## TASK TO CARRY OUT
Make an exact copy of the entries below.
[Start of RAW RECORDS]
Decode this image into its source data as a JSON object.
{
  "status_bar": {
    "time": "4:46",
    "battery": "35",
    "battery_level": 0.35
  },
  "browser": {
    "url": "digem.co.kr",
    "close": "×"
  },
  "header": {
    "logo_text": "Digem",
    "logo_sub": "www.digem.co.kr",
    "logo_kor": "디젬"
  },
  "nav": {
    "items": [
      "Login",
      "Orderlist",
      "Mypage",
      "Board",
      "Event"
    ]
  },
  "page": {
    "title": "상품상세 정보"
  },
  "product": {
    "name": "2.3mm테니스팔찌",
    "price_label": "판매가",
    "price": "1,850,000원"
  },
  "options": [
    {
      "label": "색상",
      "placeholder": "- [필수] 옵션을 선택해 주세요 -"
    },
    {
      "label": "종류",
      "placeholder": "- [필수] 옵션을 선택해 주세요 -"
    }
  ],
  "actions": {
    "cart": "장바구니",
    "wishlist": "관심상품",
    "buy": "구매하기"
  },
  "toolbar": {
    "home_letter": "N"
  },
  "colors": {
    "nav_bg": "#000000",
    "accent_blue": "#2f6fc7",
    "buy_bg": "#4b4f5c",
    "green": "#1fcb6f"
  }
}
[End of RAW RECORDS]
## SOLVED PROBLEM
Decode this image into its source data as a JSON object.
{
  "status_bar": {
    "time": "4:46",
    "battery": "35",
    "battery_level": 0.35
  },
  "browser": {
    "url": "digem.co.kr",
    "close": "×"
  },
  "header": {
    "logo_text": "Digem",
    "logo_sub": "www.digem.co.kr",
    "logo_kor": "디젬"
  },
  "nav": {
    "items": [
      "Login",
      "Orderlist",
      "Mypage",
      "Board",
      "Event"
    ]
  },
  "page": {
    "title": "상품상세 정보"
  },
  "product": {
    "name": "2.3mm테니스팔찌",
    "price_label": "판매가",
    "price": "1,850,000원"
  },
  "options": [
    {
      "label": "색상",
      "placeholder": "- [필수] 옵션을 선택해 주세요 -"
    },
    {
      "label": "종류",
      "placeholder": "- [필수] 옵션을 선택해 주세요 -"
    }
  ],
  "actions": {
    "cart": "장바구니",
    "wishlist": "관심상품",
    "buy": "구매하기"
  },
  "toolbar": {
    "home_letter": "N"
  },
  "colors": {
    "nav_bg": "#000000",
    "accent_blue": "#2f6fc7",
    "buy_bg": "#4b4f5c",
    "green": "#1fcb6f"
  }
}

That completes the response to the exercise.